The Wellington Connection – The Battle of Hastings

Oh, dear. The historians at the town of Hastings made a major blunder in their PR copy in 2008, when the Battle Town Map and Guide, a brief introduction to the East Sussex town, described how the Duke of Wellington crossed the Channel in preparation for the famous showdown at Hastings – which took place on 14 October 1066. Apparently, no one caught the error and the guides were widely distributed. The irony continues in a Daily Mail article covering the mistake, which makes a blunder of its own, calling Wellington a “18th century commander.” While he may have been born in the 18th century, most of Wellington’s victories occurred in the 19th century.
○ ○ ○ ○ ○
**Your goal**
Could you resume the Hastings piece on the guide's Wellington blunder, picking up after its last sentence? The listing is separate material, unconnected to the Hastings piece.

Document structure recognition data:
○ ○ ○ ○ ○
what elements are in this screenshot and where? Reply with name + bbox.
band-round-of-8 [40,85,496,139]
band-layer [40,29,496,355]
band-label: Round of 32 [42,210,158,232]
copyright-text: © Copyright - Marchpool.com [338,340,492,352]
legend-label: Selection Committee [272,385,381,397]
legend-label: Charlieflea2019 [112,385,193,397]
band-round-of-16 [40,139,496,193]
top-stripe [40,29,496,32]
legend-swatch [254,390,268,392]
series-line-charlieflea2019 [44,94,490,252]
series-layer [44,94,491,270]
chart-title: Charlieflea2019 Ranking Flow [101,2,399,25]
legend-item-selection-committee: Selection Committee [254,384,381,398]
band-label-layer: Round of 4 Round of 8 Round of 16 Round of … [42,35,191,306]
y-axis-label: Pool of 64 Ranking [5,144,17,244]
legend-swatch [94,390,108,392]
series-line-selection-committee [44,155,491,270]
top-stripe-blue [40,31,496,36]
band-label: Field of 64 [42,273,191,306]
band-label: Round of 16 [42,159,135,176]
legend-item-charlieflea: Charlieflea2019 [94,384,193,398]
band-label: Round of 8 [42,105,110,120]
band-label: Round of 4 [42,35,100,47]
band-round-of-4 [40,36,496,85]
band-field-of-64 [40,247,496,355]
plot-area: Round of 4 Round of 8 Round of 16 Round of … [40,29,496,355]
○ ○ ○ ○ ○
**Answer to the exercise**
For an entirely irreverant and often profane (warning!) take on the (real) accomplishments of the Duke of Wellington, check out this entry on a site which named the Duke Badass of the Week and applauds Wellington’s “asskickery.” Here’s just a sample: “Once again, it was up to Wellesley to kick more balls than Manchester United. At the battle of Assaye in 1803, Wellesley’s small force of about 7,000 soldiers launched an unexpected surprise assault on an Indian force numbering over 40,000 men, and somehow managed to drive them from the field and capture 98 of their cannons. This is pretty goddamned impressive, considering that the British only brought 20 artillery pieces to the battlefield that day, but it’s all in a day’s work for this hardcore badass. The British marched on, crushed the Indians, and Wellesley returned to England as a conquering awesome war hero. When he got home, Wellesley went to the home of Kitty Pakenham, pimp-slapped her brother until he was unconscious, and asked her to marry him. She pretty much tore her dress off right on the spot.”